- _Supplied records_
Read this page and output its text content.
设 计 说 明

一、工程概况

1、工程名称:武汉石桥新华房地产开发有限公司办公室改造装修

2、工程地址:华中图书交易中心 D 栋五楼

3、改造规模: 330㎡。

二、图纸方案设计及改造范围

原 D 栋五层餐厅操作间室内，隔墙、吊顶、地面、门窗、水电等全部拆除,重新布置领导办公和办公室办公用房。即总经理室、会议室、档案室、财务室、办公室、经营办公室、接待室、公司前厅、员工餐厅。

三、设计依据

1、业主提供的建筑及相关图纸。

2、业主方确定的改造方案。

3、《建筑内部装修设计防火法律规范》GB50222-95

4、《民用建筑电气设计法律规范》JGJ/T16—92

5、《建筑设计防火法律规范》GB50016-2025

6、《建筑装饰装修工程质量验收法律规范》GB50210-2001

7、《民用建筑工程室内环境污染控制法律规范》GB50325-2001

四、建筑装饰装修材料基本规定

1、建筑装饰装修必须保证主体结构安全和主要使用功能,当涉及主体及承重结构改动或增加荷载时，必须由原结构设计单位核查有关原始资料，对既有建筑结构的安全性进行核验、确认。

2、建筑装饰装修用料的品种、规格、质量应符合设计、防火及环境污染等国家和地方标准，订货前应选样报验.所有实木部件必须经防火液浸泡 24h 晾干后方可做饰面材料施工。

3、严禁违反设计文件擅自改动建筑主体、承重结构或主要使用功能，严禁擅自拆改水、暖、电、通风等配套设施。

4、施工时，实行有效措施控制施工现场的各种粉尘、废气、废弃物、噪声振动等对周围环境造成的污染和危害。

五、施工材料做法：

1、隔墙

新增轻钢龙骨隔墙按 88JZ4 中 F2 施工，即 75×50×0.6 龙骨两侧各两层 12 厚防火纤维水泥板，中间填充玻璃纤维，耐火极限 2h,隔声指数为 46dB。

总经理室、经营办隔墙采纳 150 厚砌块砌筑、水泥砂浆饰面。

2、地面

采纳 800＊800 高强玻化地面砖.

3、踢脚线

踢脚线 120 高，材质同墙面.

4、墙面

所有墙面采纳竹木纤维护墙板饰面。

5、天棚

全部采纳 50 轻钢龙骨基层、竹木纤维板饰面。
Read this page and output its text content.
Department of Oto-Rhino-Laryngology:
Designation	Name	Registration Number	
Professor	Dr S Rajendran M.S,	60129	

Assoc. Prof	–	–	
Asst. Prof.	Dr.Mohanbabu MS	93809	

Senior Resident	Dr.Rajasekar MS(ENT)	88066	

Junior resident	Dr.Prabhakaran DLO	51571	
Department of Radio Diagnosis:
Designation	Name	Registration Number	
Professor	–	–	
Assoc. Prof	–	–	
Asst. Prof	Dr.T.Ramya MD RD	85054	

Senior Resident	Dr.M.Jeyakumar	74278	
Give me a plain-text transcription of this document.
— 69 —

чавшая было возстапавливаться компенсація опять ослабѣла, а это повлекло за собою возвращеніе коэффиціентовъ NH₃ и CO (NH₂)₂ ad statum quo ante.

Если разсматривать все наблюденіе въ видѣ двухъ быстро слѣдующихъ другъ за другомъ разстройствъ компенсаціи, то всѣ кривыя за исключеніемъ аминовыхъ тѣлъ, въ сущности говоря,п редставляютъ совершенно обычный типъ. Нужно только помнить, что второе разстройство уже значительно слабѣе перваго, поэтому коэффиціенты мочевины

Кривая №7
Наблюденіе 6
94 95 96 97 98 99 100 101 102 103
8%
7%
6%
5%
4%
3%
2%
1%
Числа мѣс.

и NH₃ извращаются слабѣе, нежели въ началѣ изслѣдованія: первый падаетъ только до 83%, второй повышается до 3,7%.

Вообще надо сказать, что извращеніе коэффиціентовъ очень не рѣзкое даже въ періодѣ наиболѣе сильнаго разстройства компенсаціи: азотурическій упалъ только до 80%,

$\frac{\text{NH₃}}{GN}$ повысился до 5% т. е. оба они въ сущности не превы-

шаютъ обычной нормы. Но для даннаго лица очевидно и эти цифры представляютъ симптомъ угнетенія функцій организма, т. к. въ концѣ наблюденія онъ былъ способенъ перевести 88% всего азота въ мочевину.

- _Written problem_
Copy out all the entries shown above, character for character.

- _The answer_
Read this page and output its text content.
设 计 说 明

一、工程概况

1、工程名称:武汉石桥新华房地产开发有限公司办公室改造装修

2、工程地址:华中图书交易中心 D 栋五楼

3、改造规模: 330㎡。

二、图纸方案设计及改造范围

原 D 栋五层餐厅操作间室内，隔墙、吊顶、地面、门窗、水电等全部拆除,重新布置领导办公和办公室办公用房。即总经理室、会议室、档案室、财务室、办公室、经营办公室、接待室、公司前厅、员工餐厅。

三、设计依据

1、业主提供的建筑及相关图纸。

2、业主方确定的改造方案。

3、《建筑内部装修设计防火法律规范》GB50222-95

4、《民用建筑电气设计法律规范》JGJ/T16—92

5、《建筑设计防火法律规范》GB50016-2025

6、《建筑装饰装修工程质量验收法律规范》GB50210-2001

7、《民用建筑工程室内环境污染控制法律规范》GB50325-2001

四、建筑装饰装修材料基本规定

1、建筑装饰装修必须保证主体结构安全和主要使用功能,当涉及主体及承重结构改动或增加荷载时，必须由原结构设计单位核查有关原始资料，对既有建筑结构的安全性进行核验、确认。

2、建筑装饰装修用料的品种、规格、质量应符合设计、防火及环境污染等国家和地方标准，订货前应选样报验.所有实木部件必须经防火液浸泡 24h 晾干后方可做饰面材料施工。

3、严禁违反设计文件擅自改动建筑主体、承重结构或主要使用功能，严禁擅自拆改水、暖、电、通风等配套设施。

4、施工时，实行有效措施控制施工现场的各种粉尘、废气、废弃物、噪声振动等对周围环境造成的污染和危害。

五、施工材料做法：

1、隔墙

新增轻钢龙骨隔墙按 88JZ4 中 F2 施工，即 75×50×0.6 龙骨两侧各两层 12 厚防火纤维水泥板，中间填充玻璃纤维，耐火极限 2h,隔声指数为 46dB。

总经理室、经营办隔墙采纳 150 厚砌块砌筑、水泥砂浆饰面。

2、地面

采纳 800＊800 高强玻化地面砖.

3、踢脚线

踢脚线 120 高，材质同墙面.

4、墙面

所有墙面采纳竹木纤维护墙板饰面。

5、天棚

全部采纳 50 轻钢龙骨基层、竹木纤维板饰面。
Read this page and output its text content.
Department of Oto-Rhino-Laryngology:
Designation	Name	Registration Number	
Professor	Dr S Rajendran M.S,	60129	

Assoc. Prof	–	–	
Asst. Prof.	Dr.Mohanbabu MS	93809	

Senior Resident	Dr.Rajasekar MS(ENT)	88066	

Junior resident	Dr.Prabhakaran DLO	51571	
Department of Radio Diagnosis:
Designation	Name	Registration Number	
Professor	–	–	
Assoc. Prof	–	–	
Asst. Prof	Dr.T.Ramya MD RD	85054	

Senior Resident	Dr.M.Jeyakumar	74278	
Give me a plain-text transcription of this document.
— 69 —

чавшая было возстапавливаться компенсація опять ослабѣла, а это повлекло за собою возвращеніе коэффиціентовъ NH₃ и CO (NH₂)₂ ad statum quo ante.

Если разсматривать все наблюденіе въ видѣ двухъ быстро слѣдующихъ другъ за другомъ разстройствъ компенсаціи, то всѣ кривыя за исключеніемъ аминовыхъ тѣлъ, въ сущности говоря,п редставляютъ совершенно обычный типъ. Нужно только помнить, что второе разстройство уже значительно слабѣе перваго, поэтому коэффиціенты мочевины

Кривая №7
Наблюденіе 6
94 95 96 97 98 99 100 101 102 103
8%
7%
6%
5%
4%
3%
2%
1%
Числа мѣс.

и NH₃ извращаются слабѣе, нежели въ началѣ изслѣдованія: первый падаетъ только до 83%, второй повышается до 3,7%.

Вообще надо сказать, что извращеніе коэффиціентовъ очень не рѣзкое даже въ періодѣ наиболѣе сильнаго разстройства компенсаціи: азотурическій упалъ только до 80%,

$\frac{\text{NH₃}}{GN}$ повысился до 5% т. е. оба они въ сущности не превы-

шаютъ обычной нормы. Но для даннаго лица очевидно и эти цифры представляютъ симптомъ угнетенія функцій организма, т. к. въ концѣ наблюденія онъ былъ способенъ перевести 88% всего азота въ мочевину.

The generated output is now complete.